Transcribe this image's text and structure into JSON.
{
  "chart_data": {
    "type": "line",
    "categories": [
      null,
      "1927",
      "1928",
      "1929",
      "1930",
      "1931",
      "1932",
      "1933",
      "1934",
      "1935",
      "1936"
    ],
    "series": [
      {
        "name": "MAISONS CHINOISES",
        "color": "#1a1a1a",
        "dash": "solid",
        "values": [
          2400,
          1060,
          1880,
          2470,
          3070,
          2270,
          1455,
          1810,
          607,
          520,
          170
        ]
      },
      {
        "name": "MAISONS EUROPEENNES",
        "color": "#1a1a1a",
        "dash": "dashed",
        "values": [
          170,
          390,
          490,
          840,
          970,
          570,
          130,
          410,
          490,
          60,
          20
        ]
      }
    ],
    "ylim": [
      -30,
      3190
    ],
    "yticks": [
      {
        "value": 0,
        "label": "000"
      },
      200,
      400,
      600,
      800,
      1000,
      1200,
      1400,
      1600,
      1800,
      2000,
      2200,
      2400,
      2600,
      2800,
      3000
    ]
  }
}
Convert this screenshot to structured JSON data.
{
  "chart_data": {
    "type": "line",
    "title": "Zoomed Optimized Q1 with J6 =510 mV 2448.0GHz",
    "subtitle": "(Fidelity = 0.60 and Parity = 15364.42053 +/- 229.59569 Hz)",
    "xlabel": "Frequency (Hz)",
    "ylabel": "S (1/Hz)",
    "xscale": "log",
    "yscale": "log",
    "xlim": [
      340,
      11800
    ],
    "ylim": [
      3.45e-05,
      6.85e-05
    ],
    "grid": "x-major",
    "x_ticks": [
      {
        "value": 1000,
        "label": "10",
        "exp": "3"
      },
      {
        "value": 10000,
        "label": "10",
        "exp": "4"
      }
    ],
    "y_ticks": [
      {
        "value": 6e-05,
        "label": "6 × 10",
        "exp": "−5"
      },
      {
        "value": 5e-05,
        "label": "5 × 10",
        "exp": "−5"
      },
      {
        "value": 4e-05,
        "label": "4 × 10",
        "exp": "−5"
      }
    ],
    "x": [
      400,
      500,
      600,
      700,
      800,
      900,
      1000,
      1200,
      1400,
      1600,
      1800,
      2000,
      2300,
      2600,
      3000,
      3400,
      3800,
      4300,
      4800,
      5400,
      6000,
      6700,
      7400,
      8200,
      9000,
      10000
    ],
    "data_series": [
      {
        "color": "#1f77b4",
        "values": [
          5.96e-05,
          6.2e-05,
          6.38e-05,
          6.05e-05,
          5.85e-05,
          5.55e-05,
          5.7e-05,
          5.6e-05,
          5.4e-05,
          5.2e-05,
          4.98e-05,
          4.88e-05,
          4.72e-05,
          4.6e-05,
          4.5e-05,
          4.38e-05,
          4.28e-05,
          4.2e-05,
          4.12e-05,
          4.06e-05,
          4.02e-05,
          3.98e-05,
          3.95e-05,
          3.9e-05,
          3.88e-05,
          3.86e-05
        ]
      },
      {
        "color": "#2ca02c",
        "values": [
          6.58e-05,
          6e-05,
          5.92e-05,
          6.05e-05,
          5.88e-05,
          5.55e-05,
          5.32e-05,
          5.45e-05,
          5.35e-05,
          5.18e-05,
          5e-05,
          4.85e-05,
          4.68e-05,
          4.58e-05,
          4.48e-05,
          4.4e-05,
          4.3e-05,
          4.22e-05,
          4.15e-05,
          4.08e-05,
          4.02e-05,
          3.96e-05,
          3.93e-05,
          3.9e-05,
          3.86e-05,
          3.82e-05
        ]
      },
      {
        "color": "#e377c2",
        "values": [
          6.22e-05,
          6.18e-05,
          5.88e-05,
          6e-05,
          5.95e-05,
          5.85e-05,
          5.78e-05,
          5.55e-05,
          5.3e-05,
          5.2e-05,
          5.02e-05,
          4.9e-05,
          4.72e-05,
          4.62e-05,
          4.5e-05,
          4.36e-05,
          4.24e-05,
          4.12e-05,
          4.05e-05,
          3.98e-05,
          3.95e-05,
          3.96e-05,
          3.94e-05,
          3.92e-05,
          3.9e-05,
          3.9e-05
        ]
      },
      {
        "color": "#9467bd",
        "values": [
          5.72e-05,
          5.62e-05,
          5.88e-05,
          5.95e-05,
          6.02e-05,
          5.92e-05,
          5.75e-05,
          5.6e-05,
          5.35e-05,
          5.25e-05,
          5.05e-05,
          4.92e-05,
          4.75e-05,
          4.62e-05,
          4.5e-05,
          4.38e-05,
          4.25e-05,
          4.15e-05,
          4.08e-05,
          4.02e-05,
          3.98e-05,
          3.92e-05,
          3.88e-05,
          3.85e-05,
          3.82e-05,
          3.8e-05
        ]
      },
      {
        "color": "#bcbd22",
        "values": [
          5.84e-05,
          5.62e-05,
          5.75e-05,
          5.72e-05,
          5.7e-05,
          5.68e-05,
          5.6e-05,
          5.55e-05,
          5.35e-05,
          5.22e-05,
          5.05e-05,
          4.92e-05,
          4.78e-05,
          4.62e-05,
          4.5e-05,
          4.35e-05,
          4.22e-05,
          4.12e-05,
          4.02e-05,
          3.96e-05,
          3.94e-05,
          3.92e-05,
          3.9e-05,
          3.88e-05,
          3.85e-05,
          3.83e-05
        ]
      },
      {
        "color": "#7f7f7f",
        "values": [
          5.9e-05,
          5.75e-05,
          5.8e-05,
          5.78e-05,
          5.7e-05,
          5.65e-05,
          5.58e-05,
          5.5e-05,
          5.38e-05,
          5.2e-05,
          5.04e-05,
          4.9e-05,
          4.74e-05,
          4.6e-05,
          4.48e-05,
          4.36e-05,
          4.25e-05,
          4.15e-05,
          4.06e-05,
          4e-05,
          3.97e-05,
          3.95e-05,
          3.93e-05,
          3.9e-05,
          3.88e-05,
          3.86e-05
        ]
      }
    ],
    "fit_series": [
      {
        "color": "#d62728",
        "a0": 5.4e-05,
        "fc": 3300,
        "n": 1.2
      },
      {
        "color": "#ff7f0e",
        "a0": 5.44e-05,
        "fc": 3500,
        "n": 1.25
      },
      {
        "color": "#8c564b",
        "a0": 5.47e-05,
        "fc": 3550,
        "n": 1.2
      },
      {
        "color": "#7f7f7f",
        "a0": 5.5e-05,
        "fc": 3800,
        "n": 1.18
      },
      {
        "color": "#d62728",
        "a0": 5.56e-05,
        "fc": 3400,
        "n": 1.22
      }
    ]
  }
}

· · · · · · ·

Task prompt: Send back each record exactly as it stands.

Task answer:
Transcribe this image's text and structure into JSON.
{
  "chart_data": {
    "type": "line",
    "categories": [
      null,
      "1927",
      "1928",
      "1929",
      "1930",
      "1931",
      "1932",
      "1933",
      "1934",
      "1935",
      "1936"
    ],
    "series": [
      {
        "name": "MAISONS CHINOISES",
        "color": "#1a1a1a",
        "dash": "solid",
        "values": [
          2400,
          1060,
          1880,
          2470,
          3070,
          2270,
          1455,
          1810,
          607,
          520,
          170
        ]
      },
      {
        "name": "MAISONS EUROPEENNES",
        "color": "#1a1a1a",
        "dash": "dashed",
        "values": [
          170,
          390,
          490,
          840,
          970,
          570,
          130,
          410,
          490,
          60,
          20
        ]
      }
    ],
    "ylim": [
      -30,
      3190
    ],
    "yticks": [
      {
        "value": 0,
        "label": "000"
      },
      200,
      400,
      600,
      800,
      1000,
      1200,
      1400,
      1600,
      1800,
      2000,
      2200,
      2400,
      2600,
      2800,
      3000
    ]
  }
}
Convert this screenshot to structured JSON data.
{
  "chart_data": {
    "type": "line",
    "title": "Zoomed Optimized Q1 with J6 =510 mV 2448.0GHz",
    "subtitle": "(Fidelity = 0.60 and Parity = 15364.42053 +/- 229.59569 Hz)",
    "xlabel": "Frequency (Hz)",
    "ylabel": "S (1/Hz)",
    "xscale": "log",
    "yscale": "log",
    "xlim": [
      340,
      11800
    ],
    "ylim": [
      3.45e-05,
      6.85e-05
    ],
    "grid": "x-major",
    "x_ticks": [
      {
        "value": 1000,
        "label": "10",
        "exp": "3"
      },
      {
        "value": 10000,
        "label": "10",
        "exp": "4"
      }
    ],
    "y_ticks": [
      {
        "value": 6e-05,
        "label": "6 × 10",
        "exp": "−5"
      },
      {
        "value": 5e-05,
        "label": "5 × 10",
        "exp": "−5"
      },
      {
        "value": 4e-05,
        "label": "4 × 10",
        "exp": "−5"
      }
    ],
    "x": [
      400,
      500,
      600,
      700,
      800,
      900,
      1000,
      1200,
      1400,
      1600,
      1800,
      2000,
      2300,
      2600,
      3000,
      3400,
      3800,
      4300,
      4800,
      5400,
      6000,
      6700,
      7400,
      8200,
      9000,
      10000
    ],
    "data_series": [
      {
        "color": "#1f77b4",
        "values": [
          5.96e-05,
          6.2e-05,
          6.38e-05,
          6.05e-05,
          5.85e-05,
          5.55e-05,
          5.7e-05,
          5.6e-05,
          5.4e-05,
          5.2e-05,
          4.98e-05,
          4.88e-05,
          4.72e-05,
          4.6e-05,
          4.5e-05,
          4.38e-05,
          4.28e-05,
          4.2e-05,
          4.12e-05,
          4.06e-05,
          4.02e-05,
          3.98e-05,
          3.95e-05,
          3.9e-05,
          3.88e-05,
          3.86e-05
        ]
      },
      {
        "color": "#2ca02c",
        "values": [
          6.58e-05,
          6e-05,
          5.92e-05,
          6.05e-05,
          5.88e-05,
          5.55e-05,
          5.32e-05,
          5.45e-05,
          5.35e-05,
          5.18e-05,
          5e-05,
          4.85e-05,
          4.68e-05,
          4.58e-05,
          4.48e-05,
          4.4e-05,
          4.3e-05,
          4.22e-05,
          4.15e-05,
          4.08e-05,
          4.02e-05,
          3.96e-05,
          3.93e-05,
          3.9e-05,
          3.86e-05,
          3.82e-05
        ]
      },
      {
        "color": "#e377c2",
        "values": [
          6.22e-05,
          6.18e-05,
          5.88e-05,
          6e-05,
          5.95e-05,
          5.85e-05,
          5.78e-05,
          5.55e-05,
          5.3e-05,
          5.2e-05,
          5.02e-05,
          4.9e-05,
          4.72e-05,
          4.62e-05,
          4.5e-05,
          4.36e-05,
          4.24e-05,
          4.12e-05,
          4.05e-05,
          3.98e-05,
          3.95e-05,
          3.96e-05,
          3.94e-05,
          3.92e-05,
          3.9e-05,
          3.9e-05
        ]
      },
      {
        "color": "#9467bd",
        "values": [
          5.72e-05,
          5.62e-05,
          5.88e-05,
          5.95e-05,
          6.02e-05,
          5.92e-05,
          5.75e-05,
          5.6e-05,
          5.35e-05,
          5.25e-05,
          5.05e-05,
          4.92e-05,
          4.75e-05,
          4.62e-05,
          4.5e-05,
          4.38e-05,
          4.25e-05,
          4.15e-05,
          4.08e-05,
          4.02e-05,
          3.98e-05,
          3.92e-05,
          3.88e-05,
          3.85e-05,
          3.82e-05,
          3.8e-05
        ]
      },
      {
        "color": "#bcbd22",
        "values": [
          5.84e-05,
          5.62e-05,
          5.75e-05,
          5.72e-05,
          5.7e-05,
          5.68e-05,
          5.6e-05,
          5.55e-05,
          5.35e-05,
          5.22e-05,
          5.05e-05,
          4.92e-05,
          4.78e-05,
          4.62e-05,
          4.5e-05,
          4.35e-05,
          4.22e-05,
          4.12e-05,
          4.02e-05,
          3.96e-05,
          3.94e-05,
          3.92e-05,
          3.9e-05,
          3.88e-05,
          3.85e-05,
          3.83e-05
        ]
      },
      {
        "color": "#7f7f7f",
        "values": [
          5.9e-05,
          5.75e-05,
          5.8e-05,
          5.78e-05,
          5.7e-05,
          5.65e-05,
          5.58e-05,
          5.5e-05,
          5.38e-05,
          5.2e-05,
          5.04e-05,
          4.9e-05,
          4.74e-05,
          4.6e-05,
          4.48e-05,
          4.36e-05,
          4.25e-05,
          4.15e-05,
          4.06e-05,
          4e-05,
          3.97e-05,
          3.95e-05,
          3.93e-05,
          3.9e-05,
          3.88e-05,
          3.86e-05
        ]
      }
    ],
    "fit_series": [
      {
        "color": "#d62728",
        "a0": 5.4e-05,
        "fc": 3300,
        "n": 1.2
      },
      {
        "color": "#ff7f0e",
        "a0": 5.44e-05,
        "fc": 3500,
        "n": 1.25
      },
      {
        "color": "#8c564b",
        "a0": 5.47e-05,
        "fc": 3550,
        "n": 1.2
      },
      {
        "color": "#7f7f7f",
        "a0": 5.5e-05,
        "fc": 3800,
        "n": 1.18
      },
      {
        "color": "#d62728",
        "a0": 5.56e-05,
        "fc": 3400,
        "n": 1.22
      }
    ]
  }
}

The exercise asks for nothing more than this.